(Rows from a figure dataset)
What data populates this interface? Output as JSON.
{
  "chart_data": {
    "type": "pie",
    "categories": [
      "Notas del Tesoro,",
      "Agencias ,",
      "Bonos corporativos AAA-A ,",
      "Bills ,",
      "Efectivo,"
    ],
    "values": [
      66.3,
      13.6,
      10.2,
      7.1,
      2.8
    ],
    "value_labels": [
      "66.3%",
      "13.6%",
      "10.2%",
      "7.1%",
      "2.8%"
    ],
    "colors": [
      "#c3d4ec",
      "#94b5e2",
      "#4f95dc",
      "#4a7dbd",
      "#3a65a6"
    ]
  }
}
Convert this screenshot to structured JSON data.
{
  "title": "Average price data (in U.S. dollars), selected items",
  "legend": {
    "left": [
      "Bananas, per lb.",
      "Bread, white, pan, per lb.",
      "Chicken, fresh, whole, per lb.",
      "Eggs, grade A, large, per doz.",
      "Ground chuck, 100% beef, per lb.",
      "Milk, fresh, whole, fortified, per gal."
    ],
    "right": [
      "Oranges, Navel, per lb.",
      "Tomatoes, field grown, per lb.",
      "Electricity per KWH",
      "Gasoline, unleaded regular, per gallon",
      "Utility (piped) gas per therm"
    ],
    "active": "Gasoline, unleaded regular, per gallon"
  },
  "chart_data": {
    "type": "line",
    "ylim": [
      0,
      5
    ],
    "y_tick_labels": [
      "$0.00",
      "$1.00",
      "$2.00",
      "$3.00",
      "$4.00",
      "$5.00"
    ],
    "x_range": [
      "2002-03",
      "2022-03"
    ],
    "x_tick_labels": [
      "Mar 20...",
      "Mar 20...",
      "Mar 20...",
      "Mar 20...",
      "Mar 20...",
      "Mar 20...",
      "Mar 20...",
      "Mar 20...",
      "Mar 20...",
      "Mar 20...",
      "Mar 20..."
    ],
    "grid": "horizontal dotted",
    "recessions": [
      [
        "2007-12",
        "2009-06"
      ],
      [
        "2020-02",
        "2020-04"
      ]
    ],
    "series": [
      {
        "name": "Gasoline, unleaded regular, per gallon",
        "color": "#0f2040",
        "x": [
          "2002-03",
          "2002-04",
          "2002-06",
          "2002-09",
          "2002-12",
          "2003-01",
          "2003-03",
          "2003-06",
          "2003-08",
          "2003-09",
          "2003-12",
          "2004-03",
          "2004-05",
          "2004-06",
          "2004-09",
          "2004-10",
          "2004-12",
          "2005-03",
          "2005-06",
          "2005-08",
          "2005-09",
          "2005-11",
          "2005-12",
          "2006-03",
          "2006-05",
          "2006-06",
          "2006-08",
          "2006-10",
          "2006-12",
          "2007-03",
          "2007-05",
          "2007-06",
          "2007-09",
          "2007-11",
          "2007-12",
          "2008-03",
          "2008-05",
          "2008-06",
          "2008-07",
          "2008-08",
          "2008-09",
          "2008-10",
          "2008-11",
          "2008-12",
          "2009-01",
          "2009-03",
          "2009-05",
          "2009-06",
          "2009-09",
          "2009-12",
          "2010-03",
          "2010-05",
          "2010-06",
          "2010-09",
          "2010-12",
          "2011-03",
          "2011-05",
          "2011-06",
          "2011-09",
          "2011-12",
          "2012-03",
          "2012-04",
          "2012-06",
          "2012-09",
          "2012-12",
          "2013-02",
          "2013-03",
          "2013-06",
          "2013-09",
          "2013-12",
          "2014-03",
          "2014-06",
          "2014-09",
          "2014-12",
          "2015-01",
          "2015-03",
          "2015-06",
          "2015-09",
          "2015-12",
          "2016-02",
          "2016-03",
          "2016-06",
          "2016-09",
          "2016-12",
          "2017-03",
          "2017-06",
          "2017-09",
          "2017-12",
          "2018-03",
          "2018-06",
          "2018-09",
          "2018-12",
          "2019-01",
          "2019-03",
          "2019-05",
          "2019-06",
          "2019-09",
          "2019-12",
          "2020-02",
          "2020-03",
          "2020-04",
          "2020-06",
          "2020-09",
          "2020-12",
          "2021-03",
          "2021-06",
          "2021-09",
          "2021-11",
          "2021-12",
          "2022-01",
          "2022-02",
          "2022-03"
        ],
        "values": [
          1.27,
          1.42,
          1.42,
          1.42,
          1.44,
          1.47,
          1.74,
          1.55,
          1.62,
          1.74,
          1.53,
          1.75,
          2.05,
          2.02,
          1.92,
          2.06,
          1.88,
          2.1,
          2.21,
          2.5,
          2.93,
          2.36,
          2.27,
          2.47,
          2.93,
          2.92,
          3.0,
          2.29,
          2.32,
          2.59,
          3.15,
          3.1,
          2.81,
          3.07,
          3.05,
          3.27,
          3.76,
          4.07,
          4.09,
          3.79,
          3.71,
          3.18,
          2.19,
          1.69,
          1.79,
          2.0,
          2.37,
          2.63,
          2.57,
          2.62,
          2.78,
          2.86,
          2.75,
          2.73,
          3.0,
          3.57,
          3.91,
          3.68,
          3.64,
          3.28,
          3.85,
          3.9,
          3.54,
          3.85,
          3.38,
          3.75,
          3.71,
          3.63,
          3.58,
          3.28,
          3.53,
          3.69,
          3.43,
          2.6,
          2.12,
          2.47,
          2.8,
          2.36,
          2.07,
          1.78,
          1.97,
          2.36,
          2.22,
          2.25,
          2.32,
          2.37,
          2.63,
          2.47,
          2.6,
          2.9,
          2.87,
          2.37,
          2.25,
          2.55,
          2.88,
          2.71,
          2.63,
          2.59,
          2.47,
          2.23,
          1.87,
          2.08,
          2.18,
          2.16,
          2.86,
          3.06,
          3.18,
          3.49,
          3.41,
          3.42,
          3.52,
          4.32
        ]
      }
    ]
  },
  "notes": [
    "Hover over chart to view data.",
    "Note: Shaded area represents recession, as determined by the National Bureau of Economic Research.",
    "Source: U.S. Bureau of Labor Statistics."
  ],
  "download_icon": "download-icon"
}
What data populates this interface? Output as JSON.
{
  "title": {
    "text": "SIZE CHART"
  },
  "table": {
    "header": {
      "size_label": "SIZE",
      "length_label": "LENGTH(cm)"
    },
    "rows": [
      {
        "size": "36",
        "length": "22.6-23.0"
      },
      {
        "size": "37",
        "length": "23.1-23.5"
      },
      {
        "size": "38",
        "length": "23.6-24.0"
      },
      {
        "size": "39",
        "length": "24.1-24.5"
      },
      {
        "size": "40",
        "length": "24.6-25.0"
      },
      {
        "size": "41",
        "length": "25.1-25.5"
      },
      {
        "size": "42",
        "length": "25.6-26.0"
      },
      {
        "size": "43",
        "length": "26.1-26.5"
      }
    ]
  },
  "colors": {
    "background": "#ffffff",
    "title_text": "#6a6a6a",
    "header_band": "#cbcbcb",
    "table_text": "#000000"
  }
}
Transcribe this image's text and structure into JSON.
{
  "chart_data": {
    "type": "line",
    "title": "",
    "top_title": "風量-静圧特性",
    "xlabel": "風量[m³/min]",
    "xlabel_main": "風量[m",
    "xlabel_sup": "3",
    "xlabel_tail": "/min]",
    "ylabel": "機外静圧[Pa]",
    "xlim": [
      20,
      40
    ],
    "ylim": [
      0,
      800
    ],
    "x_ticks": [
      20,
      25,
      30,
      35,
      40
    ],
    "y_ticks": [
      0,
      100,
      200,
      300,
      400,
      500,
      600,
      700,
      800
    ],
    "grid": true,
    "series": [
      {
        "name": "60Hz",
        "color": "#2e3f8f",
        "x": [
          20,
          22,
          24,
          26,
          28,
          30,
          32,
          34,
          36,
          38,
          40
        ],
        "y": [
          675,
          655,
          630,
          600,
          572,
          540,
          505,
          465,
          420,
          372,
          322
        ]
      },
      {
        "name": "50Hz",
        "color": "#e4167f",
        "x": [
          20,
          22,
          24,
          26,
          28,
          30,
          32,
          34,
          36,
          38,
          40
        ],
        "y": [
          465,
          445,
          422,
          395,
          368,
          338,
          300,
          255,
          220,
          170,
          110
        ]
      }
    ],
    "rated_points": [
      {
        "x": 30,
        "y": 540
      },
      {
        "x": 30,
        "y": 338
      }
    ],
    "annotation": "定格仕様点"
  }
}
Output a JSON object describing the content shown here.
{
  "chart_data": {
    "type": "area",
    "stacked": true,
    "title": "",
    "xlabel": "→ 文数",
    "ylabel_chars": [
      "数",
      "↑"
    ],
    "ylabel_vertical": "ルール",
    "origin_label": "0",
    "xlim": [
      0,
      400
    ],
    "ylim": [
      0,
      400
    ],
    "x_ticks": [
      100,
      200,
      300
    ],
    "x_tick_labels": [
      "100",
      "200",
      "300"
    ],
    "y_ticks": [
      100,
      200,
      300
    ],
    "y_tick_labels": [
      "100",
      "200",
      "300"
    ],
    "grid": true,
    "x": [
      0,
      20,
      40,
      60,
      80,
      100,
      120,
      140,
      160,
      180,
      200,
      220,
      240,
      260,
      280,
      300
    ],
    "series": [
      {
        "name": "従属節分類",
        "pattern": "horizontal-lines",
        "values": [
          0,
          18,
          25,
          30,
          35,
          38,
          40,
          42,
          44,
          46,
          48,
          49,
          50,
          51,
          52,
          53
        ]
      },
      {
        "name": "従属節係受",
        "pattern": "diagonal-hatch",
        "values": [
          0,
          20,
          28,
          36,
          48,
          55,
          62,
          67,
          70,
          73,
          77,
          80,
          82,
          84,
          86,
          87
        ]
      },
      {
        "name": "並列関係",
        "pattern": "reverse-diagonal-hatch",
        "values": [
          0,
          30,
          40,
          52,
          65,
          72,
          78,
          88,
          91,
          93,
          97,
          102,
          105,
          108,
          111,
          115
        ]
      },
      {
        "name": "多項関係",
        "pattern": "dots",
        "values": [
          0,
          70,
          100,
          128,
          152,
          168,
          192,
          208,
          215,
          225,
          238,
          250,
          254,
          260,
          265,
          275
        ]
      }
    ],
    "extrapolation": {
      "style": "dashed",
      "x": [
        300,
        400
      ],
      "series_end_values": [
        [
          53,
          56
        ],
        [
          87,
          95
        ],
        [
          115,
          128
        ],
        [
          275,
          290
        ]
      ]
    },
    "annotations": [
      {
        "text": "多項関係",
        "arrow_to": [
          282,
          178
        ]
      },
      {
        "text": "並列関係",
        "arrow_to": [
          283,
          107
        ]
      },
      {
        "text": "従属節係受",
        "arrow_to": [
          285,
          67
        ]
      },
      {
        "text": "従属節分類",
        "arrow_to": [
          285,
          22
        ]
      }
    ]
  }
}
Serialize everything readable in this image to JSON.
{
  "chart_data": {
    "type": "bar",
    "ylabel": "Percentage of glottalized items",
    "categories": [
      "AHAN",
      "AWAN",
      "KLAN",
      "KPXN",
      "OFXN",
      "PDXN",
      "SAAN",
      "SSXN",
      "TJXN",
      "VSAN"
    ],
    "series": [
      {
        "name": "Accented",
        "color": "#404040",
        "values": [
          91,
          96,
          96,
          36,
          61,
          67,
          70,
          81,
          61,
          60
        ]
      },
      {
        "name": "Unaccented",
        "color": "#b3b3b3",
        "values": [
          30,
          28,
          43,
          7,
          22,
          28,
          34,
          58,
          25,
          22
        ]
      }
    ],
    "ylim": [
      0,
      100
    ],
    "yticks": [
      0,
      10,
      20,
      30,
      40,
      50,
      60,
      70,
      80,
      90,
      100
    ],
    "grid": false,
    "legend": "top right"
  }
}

- _What to work on_
Collect each line above holding the string "image".

- _Reply_
Transcribe this image's text and structure into JSON.
Serialize everything readable in this image to JSON.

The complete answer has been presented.